Start RECORD LIST

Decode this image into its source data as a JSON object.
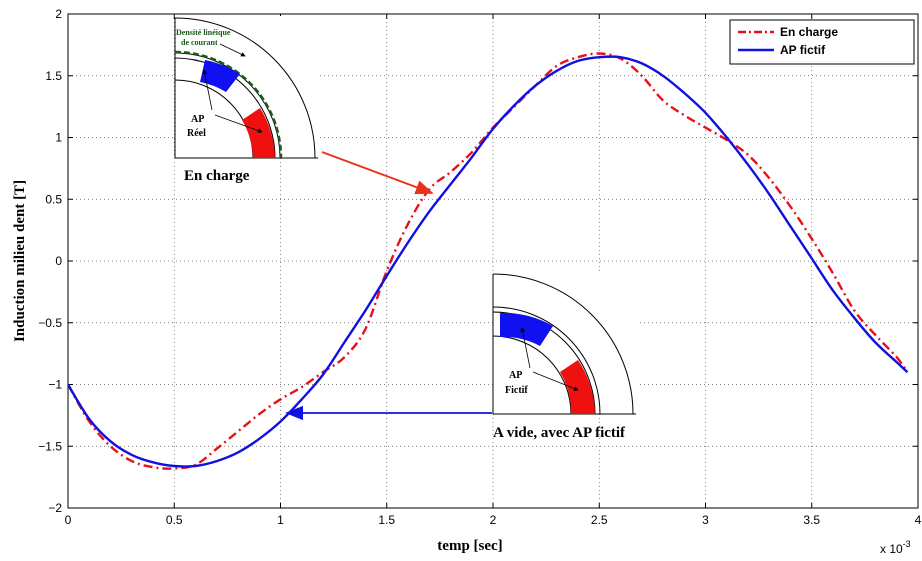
{
  "chart_data": {
    "type": "line",
    "xlabel": "temp [sec]",
    "ylabel": "Induction milieu dent [T]",
    "x_multiplier_label": "x 10",
    "x_multiplier_exp": "-3",
    "xlim": [
      0,
      4
    ],
    "ylim": [
      -2,
      2
    ],
    "xticks": [
      "0",
      "0.5",
      "1",
      "1.5",
      "2",
      "2.5",
      "3",
      "3.5",
      "4"
    ],
    "yticks": [
      "2",
      "1.5",
      "1",
      "0.5",
      "0",
      "-0.5",
      "-1",
      "-1.5",
      "-2"
    ],
    "grid": true,
    "legend_position": "top-right",
    "series": [
      {
        "name": "En charge",
        "color": "#e8101a",
        "style": "dash-dot",
        "x": [
          0,
          0.1,
          0.2,
          0.3,
          0.4,
          0.5,
          0.6,
          0.7,
          0.8,
          0.9,
          1.0,
          1.1,
          1.2,
          1.3,
          1.4,
          1.5,
          1.6,
          1.7,
          1.8,
          1.9,
          2.0,
          2.1,
          2.2,
          2.3,
          2.4,
          2.5,
          2.6,
          2.7,
          2.8,
          2.9,
          3.0,
          3.1,
          3.2,
          3.3,
          3.4,
          3.5,
          3.6,
          3.7,
          3.8,
          3.9,
          3.95
        ],
        "y": [
          -1.0,
          -1.3,
          -1.5,
          -1.62,
          -1.67,
          -1.68,
          -1.65,
          -1.52,
          -1.38,
          -1.24,
          -1.12,
          -1.02,
          -0.9,
          -0.78,
          -0.55,
          -0.08,
          0.3,
          0.58,
          0.72,
          0.88,
          1.08,
          1.25,
          1.42,
          1.58,
          1.65,
          1.68,
          1.64,
          1.5,
          1.3,
          1.18,
          1.08,
          0.98,
          0.86,
          0.67,
          0.44,
          0.18,
          -0.1,
          -0.4,
          -0.6,
          -0.78,
          -0.9
        ]
      },
      {
        "name": "AP fictif",
        "color": "#1010e0",
        "style": "solid",
        "x": [
          0,
          0.1,
          0.2,
          0.3,
          0.4,
          0.5,
          0.6,
          0.7,
          0.8,
          0.9,
          1.0,
          1.1,
          1.2,
          1.3,
          1.4,
          1.5,
          1.6,
          1.7,
          1.8,
          1.9,
          2.0,
          2.1,
          2.2,
          2.3,
          2.4,
          2.5,
          2.6,
          2.7,
          2.8,
          2.9,
          3.0,
          3.1,
          3.2,
          3.3,
          3.4,
          3.5,
          3.6,
          3.7,
          3.8,
          3.9,
          3.95
        ],
        "y": [
          -1.0,
          -1.28,
          -1.46,
          -1.57,
          -1.63,
          -1.66,
          -1.66,
          -1.62,
          -1.55,
          -1.44,
          -1.3,
          -1.12,
          -0.92,
          -0.66,
          -0.4,
          -0.12,
          0.15,
          0.4,
          0.62,
          0.84,
          1.07,
          1.26,
          1.42,
          1.54,
          1.62,
          1.65,
          1.65,
          1.6,
          1.5,
          1.36,
          1.2,
          1.0,
          0.78,
          0.54,
          0.28,
          0.02,
          -0.24,
          -0.46,
          -0.66,
          -0.82,
          -0.9
        ]
      }
    ],
    "annotations": {
      "inset_load": {
        "caption": "En charge",
        "label_ap": "AP",
        "label_ap2": "Réel",
        "label_density": "Densité linéique",
        "label_density2": "de courant"
      },
      "inset_noload": {
        "caption": "A vide, avec AP fictif",
        "label_ap": "AP",
        "label_ap2": "Fictif"
      }
    }
  }
}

End RECORD LIST

TASK INSTRUCTIONS
Write out the entries again, exactly as given, skipping any images.

ANSWER TO THIS TASK
Decode this image into its source data as a JSON object.
{
  "chart_data": {
    "type": "line",
    "xlabel": "temp [sec]",
    "ylabel": "Induction milieu dent [T]",
    "x_multiplier_label": "x 10",
    "x_multiplier_exp": "-3",
    "xlim": [
      0,
      4
    ],
    "ylim": [
      -2,
      2
    ],
    "xticks": [
      "0",
      "0.5",
      "1",
      "1.5",
      "2",
      "2.5",
      "3",
      "3.5",
      "4"
    ],
    "yticks": [
      "2",
      "1.5",
      "1",
      "0.5",
      "0",
      "-0.5",
      "-1",
      "-1.5",
      "-2"
    ],
    "grid": true,
    "legend_position": "top-right",
    "series": [
      {
        "name": "En charge",
        "color": "#e8101a",
        "style": "dash-dot",
        "x": [
          0,
          0.1,
          0.2,
          0.3,
          0.4,
          0.5,
          0.6,
          0.7,
          0.8,
          0.9,
          1.0,
          1.1,
          1.2,
          1.3,
          1.4,
          1.5,
          1.6,
          1.7,
          1.8,
          1.9,
          2.0,
          2.1,
          2.2,
          2.3,
          2.4,
          2.5,
          2.6,
          2.7,
          2.8,
          2.9,
          3.0,
          3.1,
          3.2,
          3.3,
          3.4,
          3.5,
          3.6,
          3.7,
          3.8,
          3.9,
          3.95
        ],
        "y": [
          -1.0,
          -1.3,
          -1.5,
          -1.62,
          -1.67,
          -1.68,
          -1.65,
          -1.52,
          -1.38,
          -1.24,
          -1.12,
          -1.02,
          -0.9,
          -0.78,
          -0.55,
          -0.08,
          0.3,
          0.58,
          0.72,
          0.88,
          1.08,
          1.25,
          1.42,
          1.58,
          1.65,
          1.68,
          1.64,
          1.5,
          1.3,
          1.18,
          1.08,
          0.98,
          0.86,
          0.67,
          0.44,
          0.18,
          -0.1,
          -0.4,
          -0.6,
          -0.78,
          -0.9
        ]
      },
      {
        "name": "AP fictif",
        "color": "#1010e0",
        "style": "solid",
        "x": [
          0,
          0.1,
          0.2,
          0.3,
          0.4,
          0.5,
          0.6,
          0.7,
          0.8,
          0.9,
          1.0,
          1.1,
          1.2,
          1.3,
          1.4,
          1.5,
          1.6,
          1.7,
          1.8,
          1.9,
          2.0,
          2.1,
          2.2,
          2.3,
          2.4,
          2.5,
          2.6,
          2.7,
          2.8,
          2.9,
          3.0,
          3.1,
          3.2,
          3.3,
          3.4,
          3.5,
          3.6,
          3.7,
          3.8,
          3.9,
          3.95
        ],
        "y": [
          -1.0,
          -1.28,
          -1.46,
          -1.57,
          -1.63,
          -1.66,
          -1.66,
          -1.62,
          -1.55,
          -1.44,
          -1.3,
          -1.12,
          -0.92,
          -0.66,
          -0.4,
          -0.12,
          0.15,
          0.4,
          0.62,
          0.84,
          1.07,
          1.26,
          1.42,
          1.54,
          1.62,
          1.65,
          1.65,
          1.6,
          1.5,
          1.36,
          1.2,
          1.0,
          0.78,
          0.54,
          0.28,
          0.02,
          -0.24,
          -0.46,
          -0.66,
          -0.82,
          -0.9
        ]
      }
    ],
    "annotations": {
      "inset_load": {
        "caption": "En charge",
        "label_ap": "AP",
        "label_ap2": "Réel",
        "label_density": "Densité linéique",
        "label_density2": "de courant"
      },
      "inset_noload": {
        "caption": "A vide, avec AP fictif",
        "label_ap": "AP",
        "label_ap2": "Fictif"
      }
    }
  }
}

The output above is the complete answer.